» **Task list**
- A) In the comment thread below about banking apps and two-factor login, rewrite the paragraph beginning "I mostly go phoneless" as a short bulleted list that keeps its main facts.
- B) Translate this sentence from the comment thread below into Spanish: "Yeah, around here (EU) every bank decided you need to have an app to be able to do anything with your account or pay using card online."

» **Document passage**
+-------+

Online banking is far too beneficial to give up (traveling abroad, checking balance, moving funds around) and there are other sites besides banks that do this too. It's infuriating.


Yeah, around here (EU) every bank decided you need to have an app to be able to do anything with your account or pay using card online. You don't need just a phone, but a smartphone.


TOTP if at all possible. Then you can run the code calculator on your laptop or wherever most convenient for you, not them.


Raivo runs just fine on my desktop, although it does ask for my thumbprint randomly (known issue).

If you're using 2FA with SMS, just stop, or switch to something like Google Voice.


Hard token, yubikey


yubikey type things? we were using little blackberry-format devices for 2FA in the previous century.


I used a flip-phone from 2011-2018 after standing in line day-one to buy an iPhone. Those were very productive years of my life.


> mostly miss the GPS and music

I mostly go phoneless if at all possible. I use an old ipod nano for music. It's much better at it than the phone because it is so tiny and thin (and has a headphone jack).

+-------+

» **Dataset rows**
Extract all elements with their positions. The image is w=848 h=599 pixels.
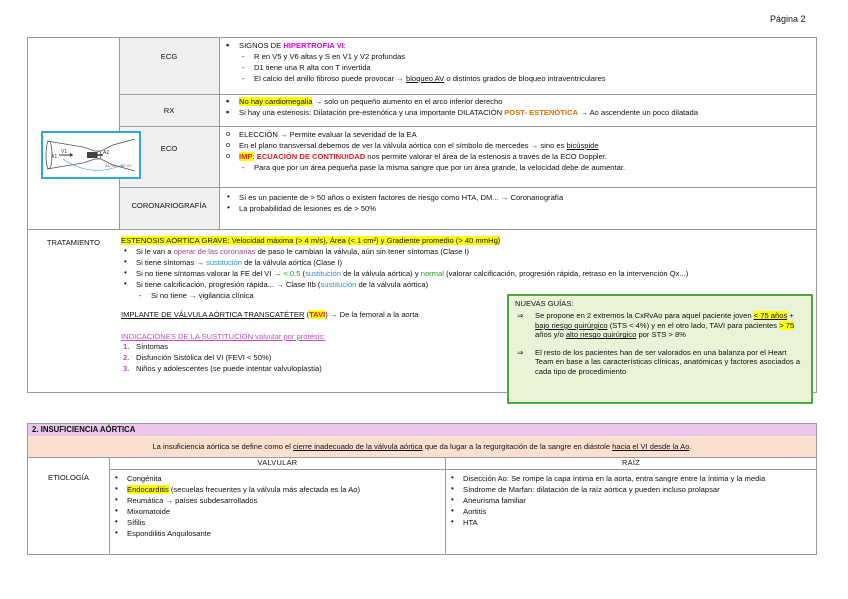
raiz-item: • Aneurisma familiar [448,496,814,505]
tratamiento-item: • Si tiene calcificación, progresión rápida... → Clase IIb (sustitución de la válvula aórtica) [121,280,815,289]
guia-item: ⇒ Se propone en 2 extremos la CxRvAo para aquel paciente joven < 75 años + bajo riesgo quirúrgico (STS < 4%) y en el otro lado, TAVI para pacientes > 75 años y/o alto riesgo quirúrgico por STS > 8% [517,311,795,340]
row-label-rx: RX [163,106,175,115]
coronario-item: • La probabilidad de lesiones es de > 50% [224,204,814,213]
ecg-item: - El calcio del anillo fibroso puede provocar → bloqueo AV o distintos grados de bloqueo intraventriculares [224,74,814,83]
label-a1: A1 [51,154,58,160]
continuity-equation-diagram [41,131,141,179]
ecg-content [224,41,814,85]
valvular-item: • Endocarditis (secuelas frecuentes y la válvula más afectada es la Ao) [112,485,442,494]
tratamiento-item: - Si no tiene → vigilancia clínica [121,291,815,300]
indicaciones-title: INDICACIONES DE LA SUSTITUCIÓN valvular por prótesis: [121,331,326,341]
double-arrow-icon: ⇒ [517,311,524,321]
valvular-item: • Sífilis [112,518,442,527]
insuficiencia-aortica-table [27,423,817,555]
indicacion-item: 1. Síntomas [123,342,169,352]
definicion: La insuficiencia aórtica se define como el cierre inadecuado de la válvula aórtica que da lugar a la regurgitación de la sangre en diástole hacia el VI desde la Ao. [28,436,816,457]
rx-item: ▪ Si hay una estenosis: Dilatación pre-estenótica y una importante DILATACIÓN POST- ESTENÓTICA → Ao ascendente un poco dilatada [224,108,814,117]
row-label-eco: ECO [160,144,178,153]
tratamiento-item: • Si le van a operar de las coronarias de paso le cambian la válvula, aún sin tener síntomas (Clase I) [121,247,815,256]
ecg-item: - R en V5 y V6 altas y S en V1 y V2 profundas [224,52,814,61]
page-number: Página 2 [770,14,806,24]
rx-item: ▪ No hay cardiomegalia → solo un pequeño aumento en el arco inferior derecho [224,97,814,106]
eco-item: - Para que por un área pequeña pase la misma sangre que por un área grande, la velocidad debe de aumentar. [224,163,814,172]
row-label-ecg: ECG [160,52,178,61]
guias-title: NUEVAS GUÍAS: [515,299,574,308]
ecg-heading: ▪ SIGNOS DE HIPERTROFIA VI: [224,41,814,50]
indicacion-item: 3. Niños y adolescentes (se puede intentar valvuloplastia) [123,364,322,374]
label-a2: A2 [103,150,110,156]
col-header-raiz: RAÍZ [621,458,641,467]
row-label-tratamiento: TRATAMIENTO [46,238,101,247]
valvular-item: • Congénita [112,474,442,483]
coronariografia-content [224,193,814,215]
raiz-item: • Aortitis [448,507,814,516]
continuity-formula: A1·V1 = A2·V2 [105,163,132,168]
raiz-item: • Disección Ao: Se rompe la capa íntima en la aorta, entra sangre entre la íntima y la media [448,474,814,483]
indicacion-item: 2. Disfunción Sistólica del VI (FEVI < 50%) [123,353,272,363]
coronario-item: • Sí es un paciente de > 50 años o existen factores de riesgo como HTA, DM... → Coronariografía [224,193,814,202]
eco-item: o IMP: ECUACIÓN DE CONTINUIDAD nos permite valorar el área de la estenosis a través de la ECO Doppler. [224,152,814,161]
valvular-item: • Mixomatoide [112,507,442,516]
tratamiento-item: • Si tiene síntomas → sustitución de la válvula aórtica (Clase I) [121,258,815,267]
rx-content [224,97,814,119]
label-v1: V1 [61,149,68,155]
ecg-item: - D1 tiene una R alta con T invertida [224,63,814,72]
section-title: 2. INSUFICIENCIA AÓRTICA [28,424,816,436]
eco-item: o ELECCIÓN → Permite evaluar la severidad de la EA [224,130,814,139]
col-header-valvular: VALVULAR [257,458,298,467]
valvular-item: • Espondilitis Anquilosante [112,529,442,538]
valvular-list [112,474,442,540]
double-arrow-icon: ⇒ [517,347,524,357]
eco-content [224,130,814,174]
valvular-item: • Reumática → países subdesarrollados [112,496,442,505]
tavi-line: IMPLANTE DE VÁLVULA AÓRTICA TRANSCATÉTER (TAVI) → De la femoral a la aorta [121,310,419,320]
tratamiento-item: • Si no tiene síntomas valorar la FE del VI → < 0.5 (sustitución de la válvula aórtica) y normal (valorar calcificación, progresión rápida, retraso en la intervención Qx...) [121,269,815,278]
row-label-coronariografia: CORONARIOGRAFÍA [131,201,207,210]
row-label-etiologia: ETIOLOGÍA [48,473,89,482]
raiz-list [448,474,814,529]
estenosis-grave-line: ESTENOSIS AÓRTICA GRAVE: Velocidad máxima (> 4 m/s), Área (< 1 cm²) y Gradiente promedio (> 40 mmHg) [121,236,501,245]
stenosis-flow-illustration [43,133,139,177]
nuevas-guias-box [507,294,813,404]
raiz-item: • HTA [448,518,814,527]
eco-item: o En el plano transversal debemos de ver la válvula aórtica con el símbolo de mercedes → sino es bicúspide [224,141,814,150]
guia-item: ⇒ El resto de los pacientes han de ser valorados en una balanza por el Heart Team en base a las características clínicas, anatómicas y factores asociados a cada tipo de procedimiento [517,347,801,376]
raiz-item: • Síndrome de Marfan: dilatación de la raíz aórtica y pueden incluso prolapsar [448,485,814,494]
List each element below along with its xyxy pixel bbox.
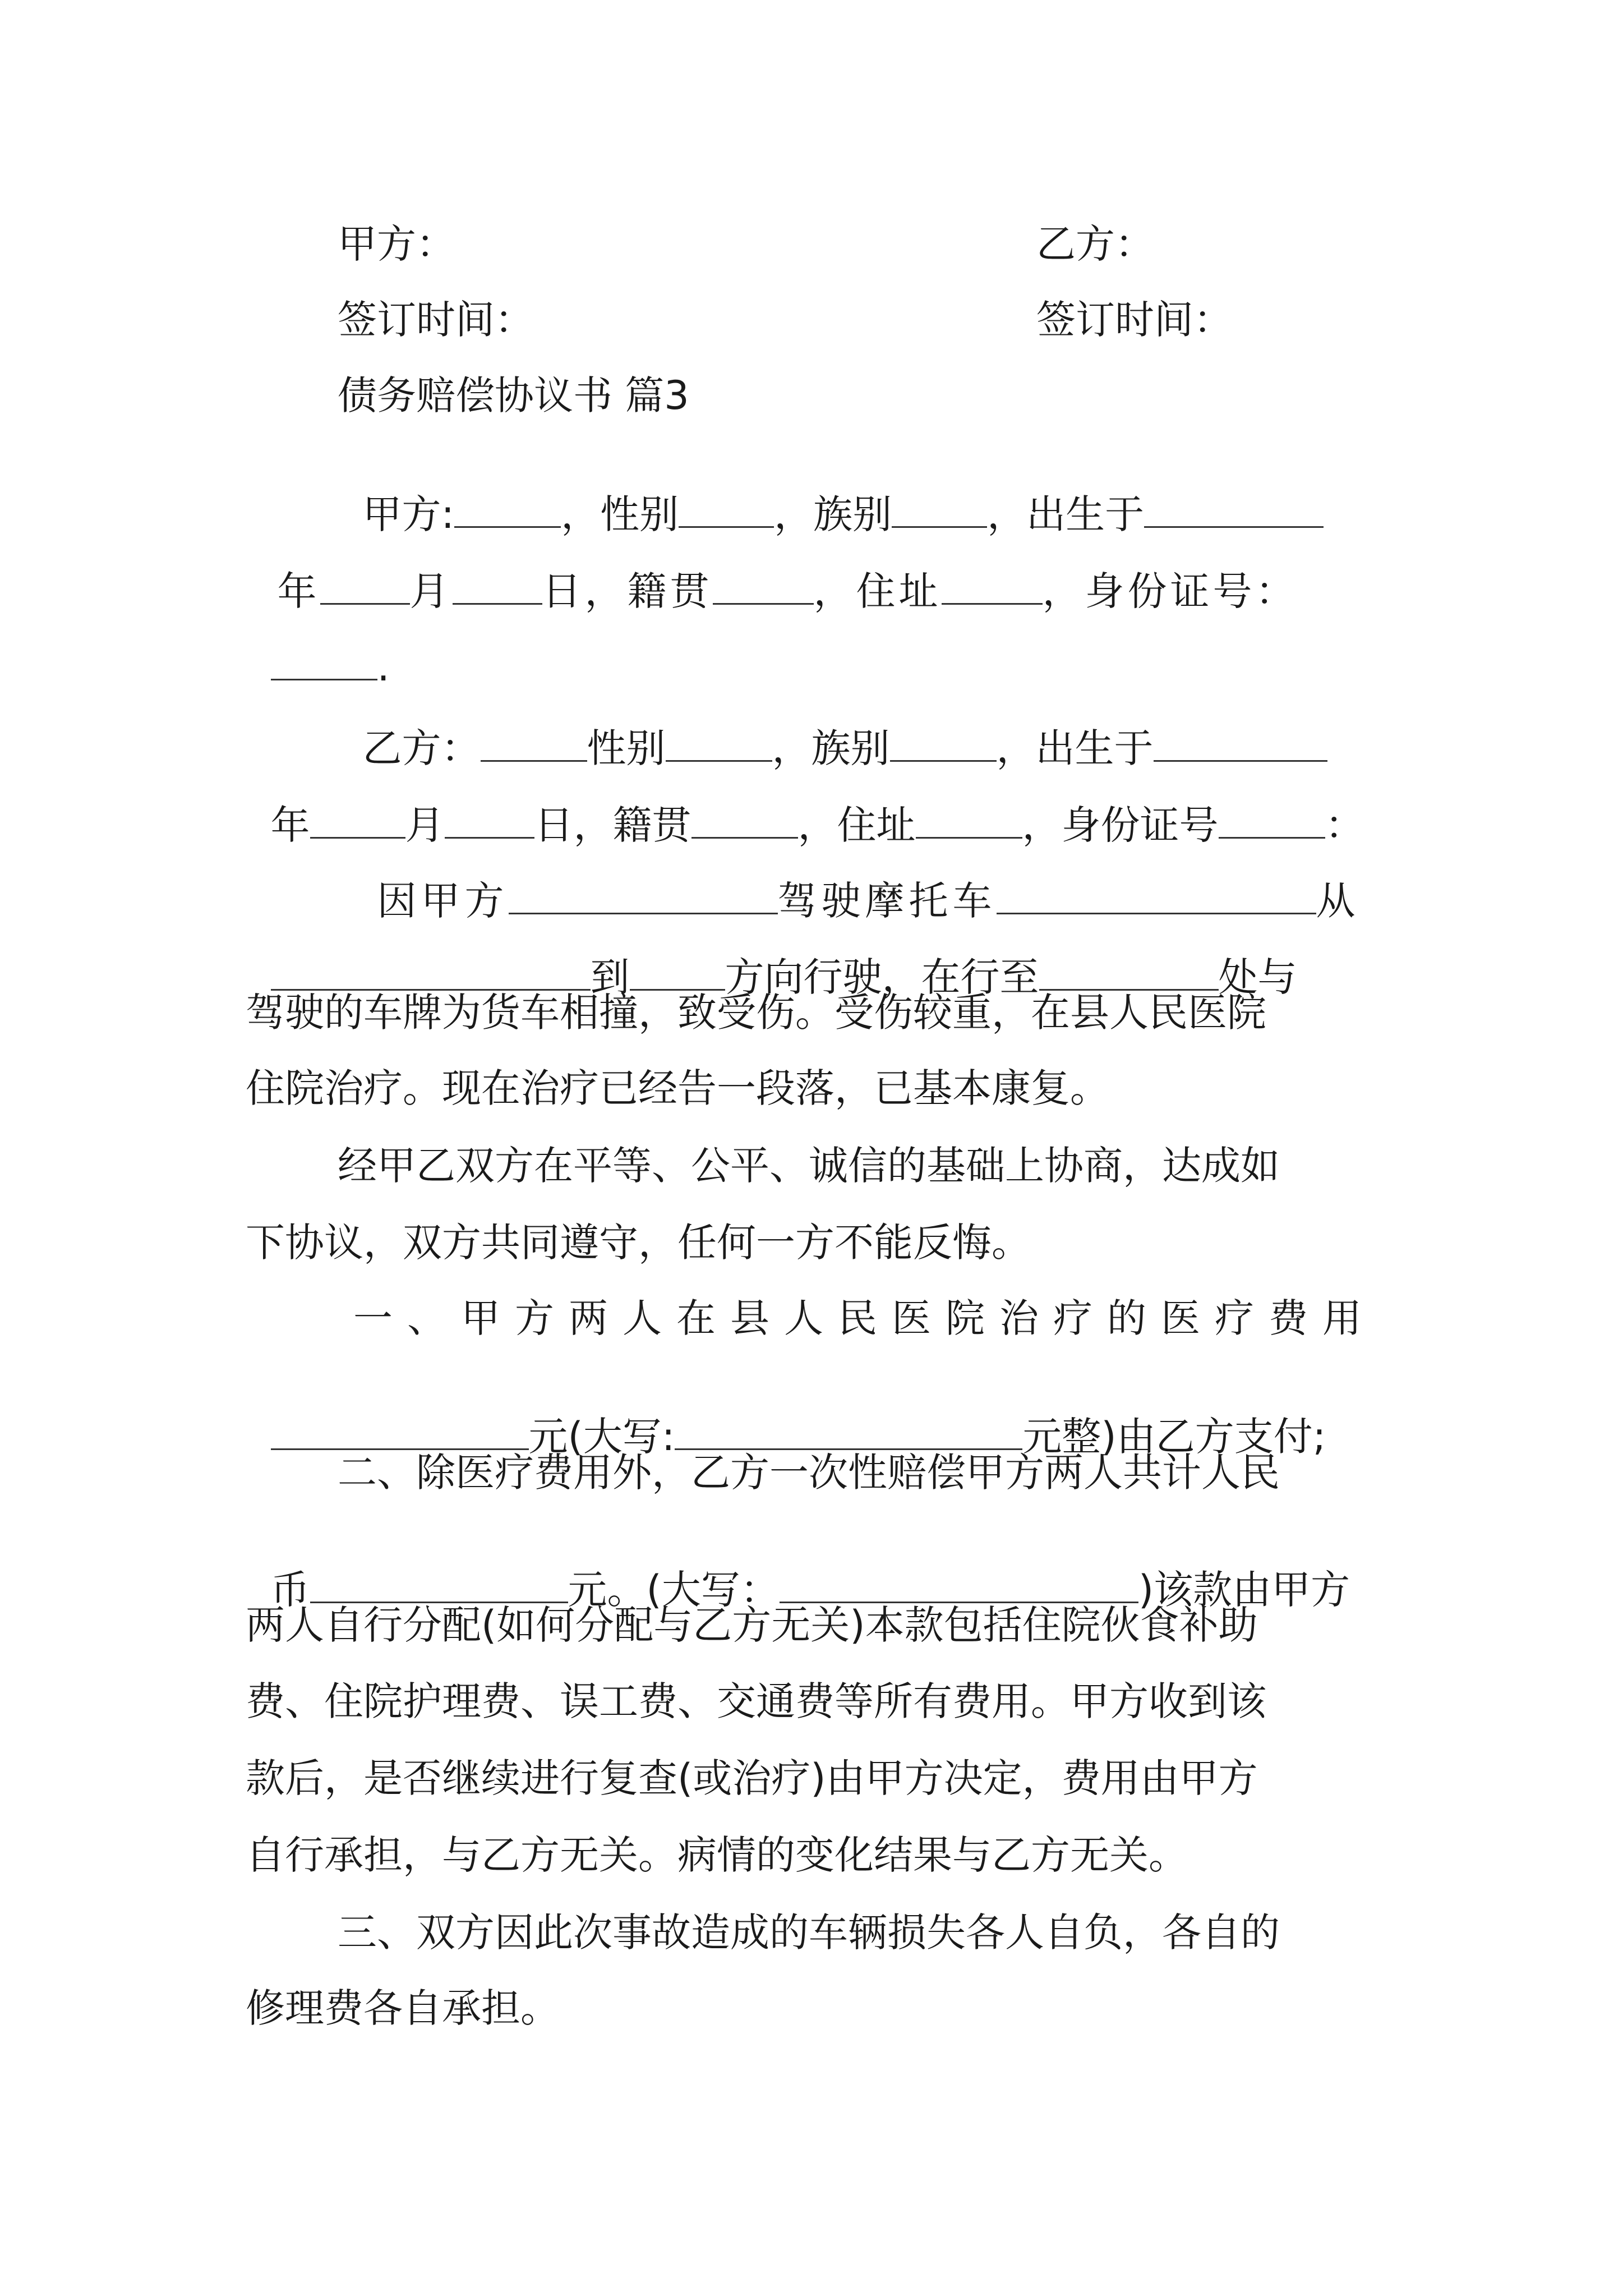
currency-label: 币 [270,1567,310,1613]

+-------+

» **Results for the exercise**
- A)
- Goes without a phone whenever possible
- Uses an old iPod nano for music
- Finds it better for music than a phone because it is tiny and thin and has a headphone jack

- B) Sí, por aquí (UE) todos los bancos decidieron que hace falta tener una aplicación para poder hacer cualquier cosa con tu cuenta o pagar con tarjeta en línea.